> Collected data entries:
○ ○ ○

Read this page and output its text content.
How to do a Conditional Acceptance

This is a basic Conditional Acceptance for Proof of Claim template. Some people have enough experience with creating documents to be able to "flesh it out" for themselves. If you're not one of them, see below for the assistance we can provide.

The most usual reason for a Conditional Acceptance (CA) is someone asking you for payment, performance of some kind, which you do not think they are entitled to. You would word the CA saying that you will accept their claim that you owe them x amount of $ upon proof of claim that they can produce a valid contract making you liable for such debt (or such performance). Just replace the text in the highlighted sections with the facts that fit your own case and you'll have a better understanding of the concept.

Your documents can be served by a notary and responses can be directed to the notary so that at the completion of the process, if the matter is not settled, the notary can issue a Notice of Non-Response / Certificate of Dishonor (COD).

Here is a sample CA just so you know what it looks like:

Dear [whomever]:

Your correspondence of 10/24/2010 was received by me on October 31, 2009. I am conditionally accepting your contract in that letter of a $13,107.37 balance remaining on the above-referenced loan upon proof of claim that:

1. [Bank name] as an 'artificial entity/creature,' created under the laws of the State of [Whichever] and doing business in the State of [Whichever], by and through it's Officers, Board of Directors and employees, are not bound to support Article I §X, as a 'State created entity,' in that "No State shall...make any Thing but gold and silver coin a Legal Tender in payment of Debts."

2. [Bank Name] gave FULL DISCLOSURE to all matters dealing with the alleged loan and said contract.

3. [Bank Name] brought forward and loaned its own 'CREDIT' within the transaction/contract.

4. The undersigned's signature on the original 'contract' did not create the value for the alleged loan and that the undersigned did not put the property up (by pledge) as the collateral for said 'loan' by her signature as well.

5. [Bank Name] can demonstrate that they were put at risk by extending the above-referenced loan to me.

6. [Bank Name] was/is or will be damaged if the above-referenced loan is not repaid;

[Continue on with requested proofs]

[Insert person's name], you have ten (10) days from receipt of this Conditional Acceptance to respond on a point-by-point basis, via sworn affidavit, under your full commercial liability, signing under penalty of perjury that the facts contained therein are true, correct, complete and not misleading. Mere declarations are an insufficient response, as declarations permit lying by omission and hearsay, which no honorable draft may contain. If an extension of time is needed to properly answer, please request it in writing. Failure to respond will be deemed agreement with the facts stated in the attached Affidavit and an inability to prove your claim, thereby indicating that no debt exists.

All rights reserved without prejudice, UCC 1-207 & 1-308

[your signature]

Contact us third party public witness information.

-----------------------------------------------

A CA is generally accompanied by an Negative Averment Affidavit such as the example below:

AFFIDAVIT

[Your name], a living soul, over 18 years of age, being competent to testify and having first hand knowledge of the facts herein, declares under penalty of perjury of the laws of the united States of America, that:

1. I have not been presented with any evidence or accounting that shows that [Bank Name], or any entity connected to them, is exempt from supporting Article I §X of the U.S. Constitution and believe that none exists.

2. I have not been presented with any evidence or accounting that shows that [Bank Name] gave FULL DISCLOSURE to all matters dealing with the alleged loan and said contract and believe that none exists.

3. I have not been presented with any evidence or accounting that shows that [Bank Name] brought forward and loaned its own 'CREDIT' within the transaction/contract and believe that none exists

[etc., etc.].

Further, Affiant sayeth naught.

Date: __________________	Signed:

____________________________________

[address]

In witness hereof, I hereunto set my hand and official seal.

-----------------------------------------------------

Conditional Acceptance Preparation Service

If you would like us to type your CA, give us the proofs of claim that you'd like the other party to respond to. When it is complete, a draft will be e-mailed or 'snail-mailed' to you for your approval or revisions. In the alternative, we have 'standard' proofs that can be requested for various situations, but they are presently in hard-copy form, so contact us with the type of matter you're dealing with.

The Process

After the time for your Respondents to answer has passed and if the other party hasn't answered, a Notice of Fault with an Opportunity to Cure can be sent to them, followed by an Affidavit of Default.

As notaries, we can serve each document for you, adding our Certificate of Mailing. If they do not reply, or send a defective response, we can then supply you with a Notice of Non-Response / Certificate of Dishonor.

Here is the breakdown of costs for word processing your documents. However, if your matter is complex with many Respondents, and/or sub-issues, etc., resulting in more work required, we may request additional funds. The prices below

○ ○ ○

Among the lines above, count those containing the word "hand" and give nothing but the result.

2